- **GOAL**:
State how many lines of the entries hold the string "text", and output nothing but that count.

- **DATA IN THIS EXERCISE**:
_ _ _
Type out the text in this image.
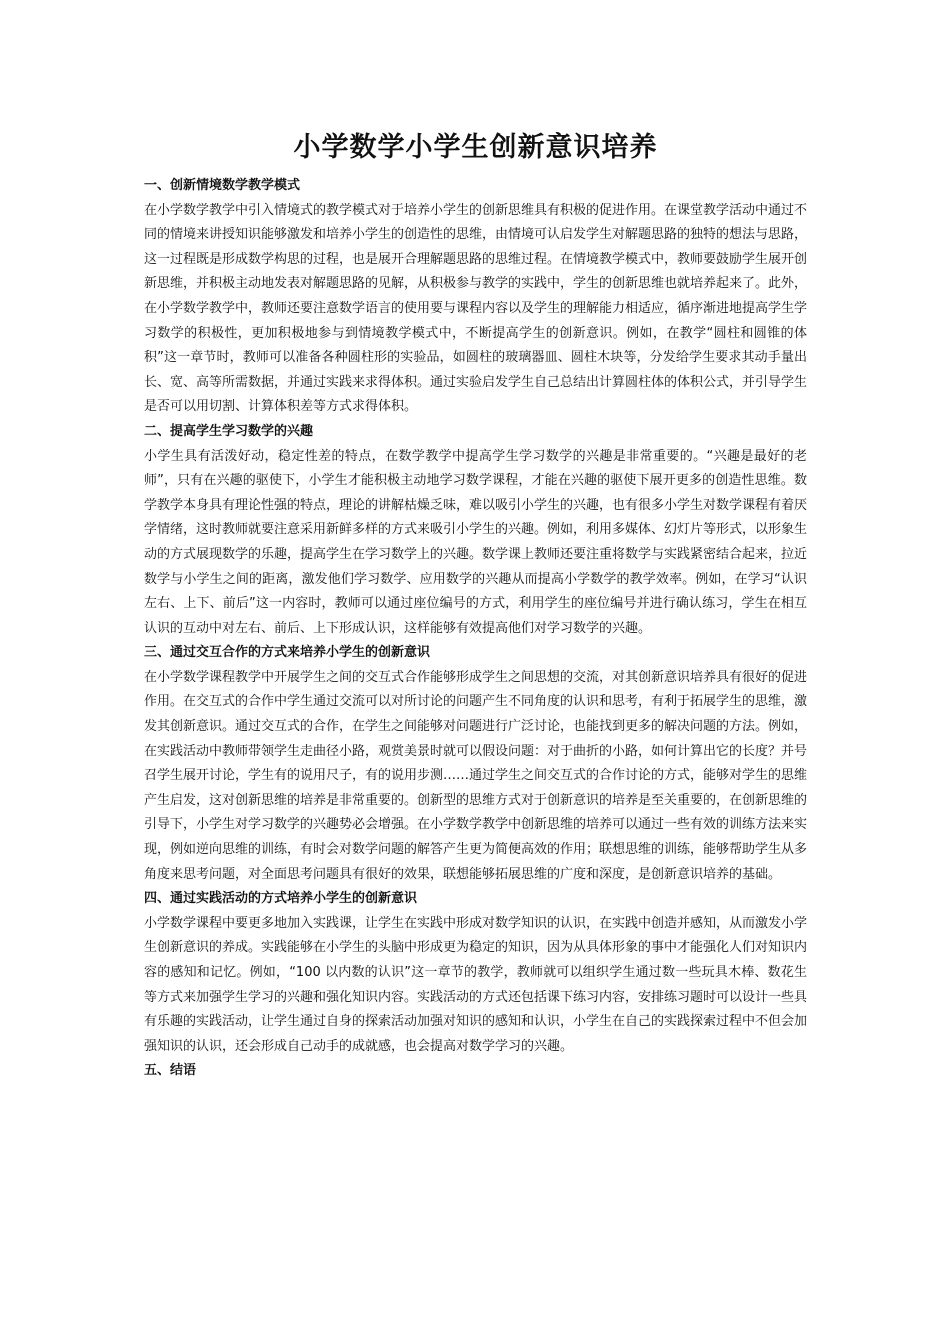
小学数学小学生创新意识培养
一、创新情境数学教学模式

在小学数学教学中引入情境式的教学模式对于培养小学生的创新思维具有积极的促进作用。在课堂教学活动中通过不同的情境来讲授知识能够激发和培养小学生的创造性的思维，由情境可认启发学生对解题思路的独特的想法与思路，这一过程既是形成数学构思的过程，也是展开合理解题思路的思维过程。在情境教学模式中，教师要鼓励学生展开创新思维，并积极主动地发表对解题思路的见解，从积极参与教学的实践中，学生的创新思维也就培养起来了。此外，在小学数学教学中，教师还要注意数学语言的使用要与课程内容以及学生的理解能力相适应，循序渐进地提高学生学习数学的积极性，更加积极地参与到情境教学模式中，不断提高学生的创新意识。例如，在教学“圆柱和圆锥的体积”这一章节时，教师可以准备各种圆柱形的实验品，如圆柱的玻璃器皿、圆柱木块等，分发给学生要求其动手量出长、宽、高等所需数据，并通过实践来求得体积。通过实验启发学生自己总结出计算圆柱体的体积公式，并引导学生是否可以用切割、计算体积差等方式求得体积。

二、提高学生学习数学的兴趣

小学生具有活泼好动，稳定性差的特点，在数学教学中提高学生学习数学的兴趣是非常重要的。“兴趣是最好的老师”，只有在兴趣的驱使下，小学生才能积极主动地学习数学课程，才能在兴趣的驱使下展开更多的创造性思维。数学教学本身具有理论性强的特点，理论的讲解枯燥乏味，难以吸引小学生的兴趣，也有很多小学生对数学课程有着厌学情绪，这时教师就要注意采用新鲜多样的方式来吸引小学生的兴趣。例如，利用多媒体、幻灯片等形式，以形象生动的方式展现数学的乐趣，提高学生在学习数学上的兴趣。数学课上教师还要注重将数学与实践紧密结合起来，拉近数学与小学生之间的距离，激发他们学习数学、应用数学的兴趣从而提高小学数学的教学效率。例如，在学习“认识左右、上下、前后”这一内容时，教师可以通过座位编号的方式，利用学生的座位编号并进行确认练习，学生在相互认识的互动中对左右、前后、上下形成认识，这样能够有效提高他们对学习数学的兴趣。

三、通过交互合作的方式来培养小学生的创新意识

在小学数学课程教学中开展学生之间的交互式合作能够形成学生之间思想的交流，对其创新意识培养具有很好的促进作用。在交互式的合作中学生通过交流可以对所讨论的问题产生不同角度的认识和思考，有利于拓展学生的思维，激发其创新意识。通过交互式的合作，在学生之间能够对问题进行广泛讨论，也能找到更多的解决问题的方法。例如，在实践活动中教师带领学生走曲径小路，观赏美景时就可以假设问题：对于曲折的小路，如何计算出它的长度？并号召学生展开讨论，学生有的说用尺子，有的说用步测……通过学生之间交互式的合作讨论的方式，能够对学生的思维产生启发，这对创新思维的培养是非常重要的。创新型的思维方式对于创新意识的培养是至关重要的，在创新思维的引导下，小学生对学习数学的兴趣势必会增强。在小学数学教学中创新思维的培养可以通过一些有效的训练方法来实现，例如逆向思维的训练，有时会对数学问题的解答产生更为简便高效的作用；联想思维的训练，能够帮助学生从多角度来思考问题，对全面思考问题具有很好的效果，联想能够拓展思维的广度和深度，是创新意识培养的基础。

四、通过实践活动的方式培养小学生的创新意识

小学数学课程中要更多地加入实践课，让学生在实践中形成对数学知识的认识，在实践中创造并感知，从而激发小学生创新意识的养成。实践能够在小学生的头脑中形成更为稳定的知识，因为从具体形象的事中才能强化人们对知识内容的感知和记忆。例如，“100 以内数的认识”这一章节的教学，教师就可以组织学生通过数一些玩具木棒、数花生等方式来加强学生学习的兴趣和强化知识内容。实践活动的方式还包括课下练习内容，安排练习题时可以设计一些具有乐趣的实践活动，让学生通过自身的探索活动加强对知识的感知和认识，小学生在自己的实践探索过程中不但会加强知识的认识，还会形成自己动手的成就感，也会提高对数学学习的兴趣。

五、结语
_ _ _
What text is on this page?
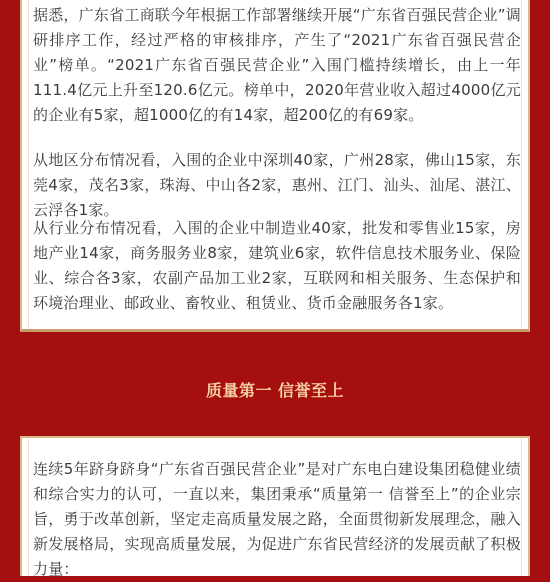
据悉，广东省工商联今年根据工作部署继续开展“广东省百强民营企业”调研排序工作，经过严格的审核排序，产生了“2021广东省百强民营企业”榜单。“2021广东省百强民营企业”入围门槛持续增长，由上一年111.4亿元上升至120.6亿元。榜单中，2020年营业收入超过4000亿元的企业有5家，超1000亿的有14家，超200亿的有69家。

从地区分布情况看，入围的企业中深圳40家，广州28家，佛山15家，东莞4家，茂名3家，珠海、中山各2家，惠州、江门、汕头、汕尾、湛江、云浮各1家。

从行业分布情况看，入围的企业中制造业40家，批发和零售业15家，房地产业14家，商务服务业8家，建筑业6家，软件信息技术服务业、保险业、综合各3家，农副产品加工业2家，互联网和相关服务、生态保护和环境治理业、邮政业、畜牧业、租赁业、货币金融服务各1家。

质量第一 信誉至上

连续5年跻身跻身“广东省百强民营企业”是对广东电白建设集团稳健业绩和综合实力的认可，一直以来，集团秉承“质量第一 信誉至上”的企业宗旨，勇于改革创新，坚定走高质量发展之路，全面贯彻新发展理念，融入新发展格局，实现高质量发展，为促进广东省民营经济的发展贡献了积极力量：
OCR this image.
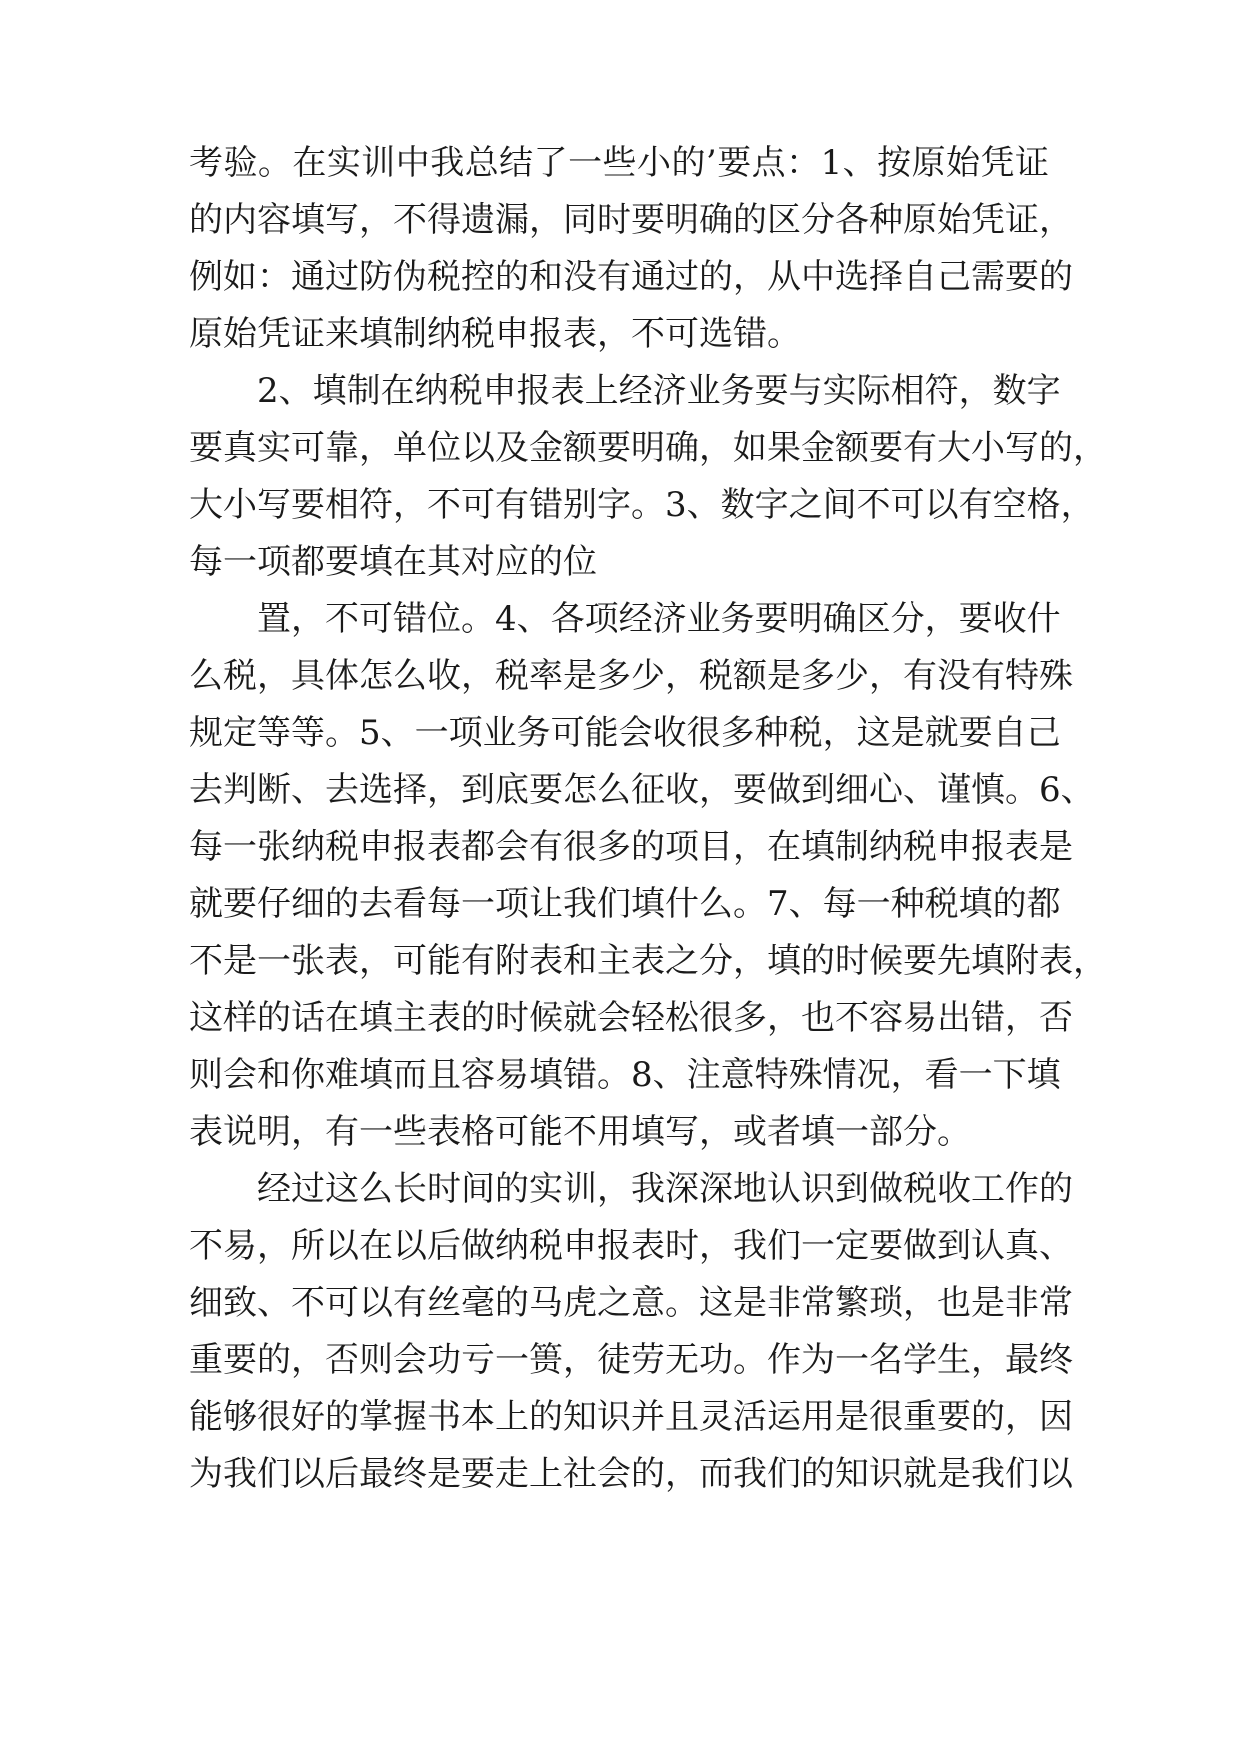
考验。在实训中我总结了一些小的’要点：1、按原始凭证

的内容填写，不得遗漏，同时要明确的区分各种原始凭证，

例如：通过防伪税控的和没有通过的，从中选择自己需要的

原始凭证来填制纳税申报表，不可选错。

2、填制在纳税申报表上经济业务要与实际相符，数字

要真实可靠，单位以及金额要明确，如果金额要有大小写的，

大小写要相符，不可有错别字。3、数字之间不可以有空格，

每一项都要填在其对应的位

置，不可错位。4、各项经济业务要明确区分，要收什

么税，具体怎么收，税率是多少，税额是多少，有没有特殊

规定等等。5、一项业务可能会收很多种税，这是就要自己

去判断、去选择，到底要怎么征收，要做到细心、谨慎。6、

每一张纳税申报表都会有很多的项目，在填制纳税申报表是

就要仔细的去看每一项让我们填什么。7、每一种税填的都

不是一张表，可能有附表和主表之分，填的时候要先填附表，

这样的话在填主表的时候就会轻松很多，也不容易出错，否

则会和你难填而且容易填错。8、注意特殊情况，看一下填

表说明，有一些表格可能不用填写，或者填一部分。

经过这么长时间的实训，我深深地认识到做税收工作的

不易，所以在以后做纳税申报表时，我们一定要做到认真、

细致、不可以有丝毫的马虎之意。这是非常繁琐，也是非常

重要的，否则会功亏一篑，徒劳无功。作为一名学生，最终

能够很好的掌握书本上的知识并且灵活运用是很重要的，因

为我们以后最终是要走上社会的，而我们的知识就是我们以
_ _ _
- **REPLY**:
2